PROBLEM TO WORK ON →
Every entry below should be repeated exactly; the pictures should not.

RECORDS FOR THE EXERCISE →
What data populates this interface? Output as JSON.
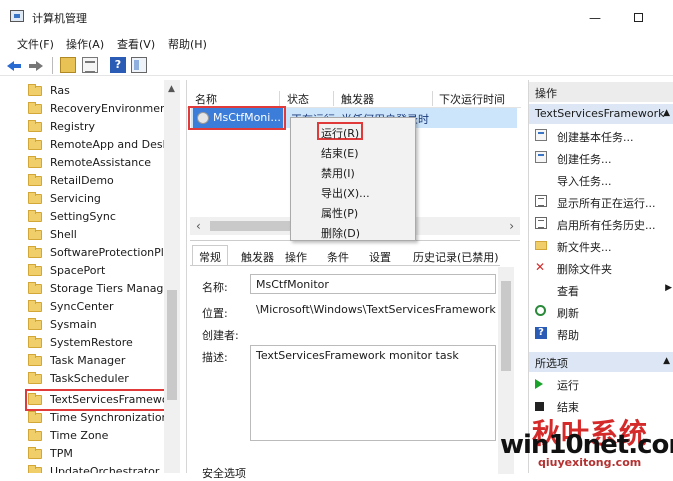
{
  "window": {
    "title": "计算机管理",
    "min_glyph": "—"
  },
  "menubar": [
    "文件(F)",
    "操作(A)",
    "查看(V)",
    "帮助(H)"
  ],
  "tree": {
    "items": [
      "Ras",
      "RecoveryEnvironment",
      "Registry",
      "RemoteApp and Desktop",
      "RemoteAssistance",
      "RetailDemo",
      "Servicing",
      "SettingSync",
      "Shell",
      "SoftwareProtectionPlatform",
      "SpacePort",
      "Storage Tiers Management",
      "SyncCenter",
      "Sysmain",
      "SystemRestore",
      "Task Manager",
      "TaskScheduler",
      "TextServicesFramework",
      "Time Synchronization",
      "Time Zone",
      "TPM",
      "UpdateOrchestrator"
    ],
    "selected": "TextServicesFramework"
  },
  "tasks": {
    "columns": [
      "名称",
      "状态",
      "触发器",
      "下次运行时间"
    ],
    "row": {
      "name": "MsCtfMoni...",
      "status": "正在运行",
      "trigger": "当任何用户登录时"
    }
  },
  "context_menu": [
    "运行(R)",
    "结束(E)",
    "禁用(I)",
    "导出(X)...",
    "属性(P)",
    "删除(D)"
  ],
  "detail": {
    "tabs": [
      "常规",
      "触发器",
      "操作",
      "条件",
      "设置",
      "历史记录(已禁用)"
    ],
    "name_label": "名称:",
    "name_value": "MsCtfMonitor",
    "location_label": "位置:",
    "location_value": "\\Microsoft\\Windows\\TextServicesFramework",
    "author_label": "创建者:",
    "desc_label": "描述:",
    "desc_value": "TextServicesFramework monitor task",
    "security_label": "安全选项"
  },
  "actions": {
    "header": "操作",
    "group1": "TextServicesFramework",
    "items1": [
      "创建基本任务...",
      "创建任务...",
      "导入任务...",
      "显示所有正在运行...",
      "启用所有任务历史...",
      "新文件夹...",
      "删除文件夹",
      "查看",
      "刷新",
      "帮助"
    ],
    "header2": "所选项",
    "items2": [
      "运行",
      "结束"
    ]
  },
  "watermark": {
    "cn": "秋叶系统",
    "en": "win10net.com",
    "sub": "qiuyexitong.com"
  },
  "colors": {
    "selection": "#3b7dd8",
    "highlight_border": "#e03a3a"
  }
}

FINAL RESULT →
What data populates this interface? Output as JSON.
{
  "window": {
    "title": "计算机管理",
    "min_glyph": "—"
  },
  "menubar": [
    "文件(F)",
    "操作(A)",
    "查看(V)",
    "帮助(H)"
  ],
  "tree": {
    "items": [
      "Ras",
      "RecoveryEnvironment",
      "Registry",
      "RemoteApp and Desktop",
      "RemoteAssistance",
      "RetailDemo",
      "Servicing",
      "SettingSync",
      "Shell",
      "SoftwareProtectionPlatform",
      "SpacePort",
      "Storage Tiers Management",
      "SyncCenter",
      "Sysmain",
      "SystemRestore",
      "Task Manager",
      "TaskScheduler",
      "TextServicesFramework",
      "Time Synchronization",
      "Time Zone",
      "TPM",
      "UpdateOrchestrator"
    ],
    "selected": "TextServicesFramework"
  },
  "tasks": {
    "columns": [
      "名称",
      "状态",
      "触发器",
      "下次运行时间"
    ],
    "row": {
      "name": "MsCtfMoni...",
      "status": "正在运行",
      "trigger": "当任何用户登录时"
    }
  },
  "context_menu": [
    "运行(R)",
    "结束(E)",
    "禁用(I)",
    "导出(X)...",
    "属性(P)",
    "删除(D)"
  ],
  "detail": {
    "tabs": [
      "常规",
      "触发器",
      "操作",
      "条件",
      "设置",
      "历史记录(已禁用)"
    ],
    "name_label": "名称:",
    "name_value": "MsCtfMonitor",
    "location_label": "位置:",
    "location_value": "\\Microsoft\\Windows\\TextServicesFramework",
    "author_label": "创建者:",
    "desc_label": "描述:",
    "desc_value": "TextServicesFramework monitor task",
    "security_label": "安全选项"
  },
  "actions": {
    "header": "操作",
    "group1": "TextServicesFramework",
    "items1": [
      "创建基本任务...",
      "创建任务...",
      "导入任务...",
      "显示所有正在运行...",
      "启用所有任务历史...",
      "新文件夹...",
      "删除文件夹",
      "查看",
      "刷新",
      "帮助"
    ],
    "header2": "所选项",
    "items2": [
      "运行",
      "结束"
    ]
  },
  "watermark": {
    "cn": "秋叶系统",
    "en": "win10net.com",
    "sub": "qiuyexitong.com"
  },
  "colors": {
    "selection": "#3b7dd8",
    "highlight_border": "#e03a3a"
  }
}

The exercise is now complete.